Stored data entries:
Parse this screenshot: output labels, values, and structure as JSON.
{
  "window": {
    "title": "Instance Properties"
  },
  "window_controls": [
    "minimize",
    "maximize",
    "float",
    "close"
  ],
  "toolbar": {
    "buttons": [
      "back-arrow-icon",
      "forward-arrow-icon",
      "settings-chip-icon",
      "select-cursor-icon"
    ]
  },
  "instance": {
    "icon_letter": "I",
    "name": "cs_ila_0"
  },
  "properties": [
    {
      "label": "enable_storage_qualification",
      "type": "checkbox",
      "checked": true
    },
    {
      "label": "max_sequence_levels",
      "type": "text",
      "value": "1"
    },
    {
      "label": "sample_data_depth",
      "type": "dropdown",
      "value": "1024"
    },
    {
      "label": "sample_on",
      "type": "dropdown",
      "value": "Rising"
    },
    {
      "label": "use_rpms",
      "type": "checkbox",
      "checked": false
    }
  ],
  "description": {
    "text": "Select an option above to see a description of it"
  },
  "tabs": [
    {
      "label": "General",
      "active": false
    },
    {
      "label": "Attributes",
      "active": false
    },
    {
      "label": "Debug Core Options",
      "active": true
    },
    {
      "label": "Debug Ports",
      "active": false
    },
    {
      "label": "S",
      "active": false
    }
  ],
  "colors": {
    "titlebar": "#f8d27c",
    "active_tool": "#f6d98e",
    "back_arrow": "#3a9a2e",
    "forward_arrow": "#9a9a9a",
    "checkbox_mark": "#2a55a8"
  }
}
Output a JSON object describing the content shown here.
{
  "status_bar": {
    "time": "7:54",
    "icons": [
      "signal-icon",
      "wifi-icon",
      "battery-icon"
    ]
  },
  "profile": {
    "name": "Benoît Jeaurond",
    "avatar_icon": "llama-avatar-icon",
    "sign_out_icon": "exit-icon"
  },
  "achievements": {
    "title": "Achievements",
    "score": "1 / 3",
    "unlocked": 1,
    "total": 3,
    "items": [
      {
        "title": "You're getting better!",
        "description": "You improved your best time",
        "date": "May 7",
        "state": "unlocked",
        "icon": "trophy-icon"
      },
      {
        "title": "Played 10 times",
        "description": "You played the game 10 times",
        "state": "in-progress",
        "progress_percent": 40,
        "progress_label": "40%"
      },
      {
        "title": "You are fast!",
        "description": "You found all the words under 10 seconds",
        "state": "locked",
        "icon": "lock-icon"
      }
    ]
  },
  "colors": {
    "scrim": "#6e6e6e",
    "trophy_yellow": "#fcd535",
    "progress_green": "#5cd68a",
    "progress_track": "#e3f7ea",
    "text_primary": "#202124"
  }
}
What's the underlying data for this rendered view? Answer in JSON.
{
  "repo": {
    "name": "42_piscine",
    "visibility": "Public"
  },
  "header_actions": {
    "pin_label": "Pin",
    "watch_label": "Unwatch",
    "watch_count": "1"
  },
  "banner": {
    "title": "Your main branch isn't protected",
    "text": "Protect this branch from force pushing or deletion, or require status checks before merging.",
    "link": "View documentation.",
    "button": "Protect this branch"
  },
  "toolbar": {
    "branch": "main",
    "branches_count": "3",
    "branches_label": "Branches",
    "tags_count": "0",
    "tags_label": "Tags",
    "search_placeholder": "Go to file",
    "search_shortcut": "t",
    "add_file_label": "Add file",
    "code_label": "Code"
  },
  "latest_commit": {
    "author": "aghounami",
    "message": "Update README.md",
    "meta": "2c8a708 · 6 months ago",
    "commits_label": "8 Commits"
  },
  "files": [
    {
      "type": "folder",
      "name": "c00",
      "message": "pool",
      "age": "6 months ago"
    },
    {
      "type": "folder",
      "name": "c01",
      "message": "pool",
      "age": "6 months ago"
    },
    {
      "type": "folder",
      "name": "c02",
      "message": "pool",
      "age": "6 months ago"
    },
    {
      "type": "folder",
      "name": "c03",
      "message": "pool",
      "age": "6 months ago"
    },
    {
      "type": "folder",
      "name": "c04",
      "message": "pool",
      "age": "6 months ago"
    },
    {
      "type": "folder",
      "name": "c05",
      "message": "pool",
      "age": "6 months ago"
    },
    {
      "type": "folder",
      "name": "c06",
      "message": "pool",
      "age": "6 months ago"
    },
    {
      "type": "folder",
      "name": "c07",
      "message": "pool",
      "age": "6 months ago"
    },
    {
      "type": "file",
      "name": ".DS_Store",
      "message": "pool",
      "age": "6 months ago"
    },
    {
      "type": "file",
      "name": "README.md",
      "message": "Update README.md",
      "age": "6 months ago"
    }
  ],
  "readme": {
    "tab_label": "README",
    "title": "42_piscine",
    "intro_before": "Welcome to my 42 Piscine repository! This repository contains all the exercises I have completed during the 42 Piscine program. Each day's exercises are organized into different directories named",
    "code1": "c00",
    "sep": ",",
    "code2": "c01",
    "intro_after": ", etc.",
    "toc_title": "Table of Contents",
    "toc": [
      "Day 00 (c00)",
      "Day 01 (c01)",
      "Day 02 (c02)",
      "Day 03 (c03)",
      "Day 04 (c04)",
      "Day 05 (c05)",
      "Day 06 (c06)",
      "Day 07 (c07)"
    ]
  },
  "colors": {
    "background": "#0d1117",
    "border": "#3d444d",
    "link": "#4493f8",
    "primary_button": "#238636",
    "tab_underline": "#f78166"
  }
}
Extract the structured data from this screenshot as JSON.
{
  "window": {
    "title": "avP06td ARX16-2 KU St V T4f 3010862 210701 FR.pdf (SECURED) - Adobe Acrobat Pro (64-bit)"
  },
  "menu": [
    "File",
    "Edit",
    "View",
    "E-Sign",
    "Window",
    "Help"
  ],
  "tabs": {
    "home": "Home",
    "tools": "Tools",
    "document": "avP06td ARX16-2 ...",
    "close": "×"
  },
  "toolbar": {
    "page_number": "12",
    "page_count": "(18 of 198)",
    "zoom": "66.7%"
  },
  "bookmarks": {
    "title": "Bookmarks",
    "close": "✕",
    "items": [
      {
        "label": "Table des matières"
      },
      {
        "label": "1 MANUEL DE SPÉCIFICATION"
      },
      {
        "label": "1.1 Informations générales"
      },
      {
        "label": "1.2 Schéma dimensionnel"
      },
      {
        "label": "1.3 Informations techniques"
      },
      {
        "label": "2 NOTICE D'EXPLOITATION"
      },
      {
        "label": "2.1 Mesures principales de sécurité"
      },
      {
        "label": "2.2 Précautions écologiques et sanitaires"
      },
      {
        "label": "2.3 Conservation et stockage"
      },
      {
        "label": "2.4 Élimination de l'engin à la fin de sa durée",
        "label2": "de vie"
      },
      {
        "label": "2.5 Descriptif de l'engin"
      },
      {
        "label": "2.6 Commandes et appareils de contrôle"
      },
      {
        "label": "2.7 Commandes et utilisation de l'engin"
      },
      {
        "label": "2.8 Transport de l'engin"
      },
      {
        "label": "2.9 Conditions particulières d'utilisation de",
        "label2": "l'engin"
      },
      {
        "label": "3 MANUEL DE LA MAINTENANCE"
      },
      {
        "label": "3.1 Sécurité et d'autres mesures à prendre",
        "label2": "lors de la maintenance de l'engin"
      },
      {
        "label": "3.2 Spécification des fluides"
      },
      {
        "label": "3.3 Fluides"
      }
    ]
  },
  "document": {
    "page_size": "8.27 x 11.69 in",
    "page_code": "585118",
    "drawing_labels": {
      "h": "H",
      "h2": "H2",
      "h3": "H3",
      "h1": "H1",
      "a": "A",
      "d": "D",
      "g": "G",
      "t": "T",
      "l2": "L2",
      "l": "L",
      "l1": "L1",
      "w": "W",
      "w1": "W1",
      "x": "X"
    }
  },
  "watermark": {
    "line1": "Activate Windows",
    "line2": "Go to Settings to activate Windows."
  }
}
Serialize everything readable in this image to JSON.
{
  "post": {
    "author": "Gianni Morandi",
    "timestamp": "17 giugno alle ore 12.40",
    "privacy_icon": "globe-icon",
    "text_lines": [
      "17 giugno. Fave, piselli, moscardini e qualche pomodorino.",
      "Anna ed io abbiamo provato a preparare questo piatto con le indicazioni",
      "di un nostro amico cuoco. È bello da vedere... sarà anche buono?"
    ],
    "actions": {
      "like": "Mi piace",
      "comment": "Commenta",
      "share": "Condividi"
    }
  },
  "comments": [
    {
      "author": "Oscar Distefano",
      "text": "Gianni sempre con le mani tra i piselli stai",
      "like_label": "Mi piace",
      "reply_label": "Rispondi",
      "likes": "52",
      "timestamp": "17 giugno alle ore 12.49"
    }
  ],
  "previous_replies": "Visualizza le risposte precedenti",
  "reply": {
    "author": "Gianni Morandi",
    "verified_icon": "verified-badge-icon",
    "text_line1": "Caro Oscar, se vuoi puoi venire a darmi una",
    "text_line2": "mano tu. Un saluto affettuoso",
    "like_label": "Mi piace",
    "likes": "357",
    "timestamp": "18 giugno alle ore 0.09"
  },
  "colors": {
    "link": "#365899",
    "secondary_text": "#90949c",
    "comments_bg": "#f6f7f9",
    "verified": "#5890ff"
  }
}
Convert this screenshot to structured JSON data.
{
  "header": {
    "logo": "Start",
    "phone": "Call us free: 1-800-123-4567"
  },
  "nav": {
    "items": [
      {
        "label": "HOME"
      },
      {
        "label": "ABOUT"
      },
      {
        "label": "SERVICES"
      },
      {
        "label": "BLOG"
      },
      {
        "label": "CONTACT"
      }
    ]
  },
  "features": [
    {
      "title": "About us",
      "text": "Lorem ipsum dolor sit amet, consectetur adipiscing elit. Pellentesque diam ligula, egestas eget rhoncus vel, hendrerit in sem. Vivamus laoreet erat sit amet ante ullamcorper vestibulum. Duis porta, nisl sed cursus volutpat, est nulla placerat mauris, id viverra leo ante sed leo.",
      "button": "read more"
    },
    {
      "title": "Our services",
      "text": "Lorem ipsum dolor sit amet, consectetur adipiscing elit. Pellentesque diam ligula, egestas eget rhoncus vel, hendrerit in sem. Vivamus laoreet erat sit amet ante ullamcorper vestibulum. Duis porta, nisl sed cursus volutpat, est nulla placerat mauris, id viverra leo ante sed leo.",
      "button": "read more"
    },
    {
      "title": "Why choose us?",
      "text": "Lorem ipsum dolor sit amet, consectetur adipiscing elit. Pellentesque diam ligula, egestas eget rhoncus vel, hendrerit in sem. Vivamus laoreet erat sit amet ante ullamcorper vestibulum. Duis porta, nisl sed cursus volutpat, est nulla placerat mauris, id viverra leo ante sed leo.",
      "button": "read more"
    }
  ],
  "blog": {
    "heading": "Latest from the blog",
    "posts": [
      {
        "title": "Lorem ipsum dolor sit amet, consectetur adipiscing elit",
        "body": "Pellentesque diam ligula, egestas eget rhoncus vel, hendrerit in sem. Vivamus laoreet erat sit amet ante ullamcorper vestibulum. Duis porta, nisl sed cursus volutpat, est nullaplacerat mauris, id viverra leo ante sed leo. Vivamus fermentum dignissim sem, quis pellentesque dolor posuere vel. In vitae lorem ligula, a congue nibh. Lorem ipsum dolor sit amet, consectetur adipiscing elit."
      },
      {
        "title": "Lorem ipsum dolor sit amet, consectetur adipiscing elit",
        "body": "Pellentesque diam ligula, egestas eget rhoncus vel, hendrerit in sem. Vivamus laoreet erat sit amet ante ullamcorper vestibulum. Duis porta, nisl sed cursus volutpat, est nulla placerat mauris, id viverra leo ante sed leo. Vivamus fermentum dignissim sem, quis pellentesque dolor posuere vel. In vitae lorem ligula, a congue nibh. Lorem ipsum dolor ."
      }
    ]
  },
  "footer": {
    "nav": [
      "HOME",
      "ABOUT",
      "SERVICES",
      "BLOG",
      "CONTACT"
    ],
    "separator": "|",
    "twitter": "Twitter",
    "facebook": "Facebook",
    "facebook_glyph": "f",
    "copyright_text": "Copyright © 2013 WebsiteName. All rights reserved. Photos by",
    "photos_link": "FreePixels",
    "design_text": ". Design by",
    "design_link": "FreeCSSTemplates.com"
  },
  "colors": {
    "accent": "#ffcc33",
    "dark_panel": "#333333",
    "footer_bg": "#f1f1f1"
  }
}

-- OBJECTIVE --
Your answer should be one number: the count of lines in the data above that include the word "nibh".

-- THE COMPLETED TASK --
2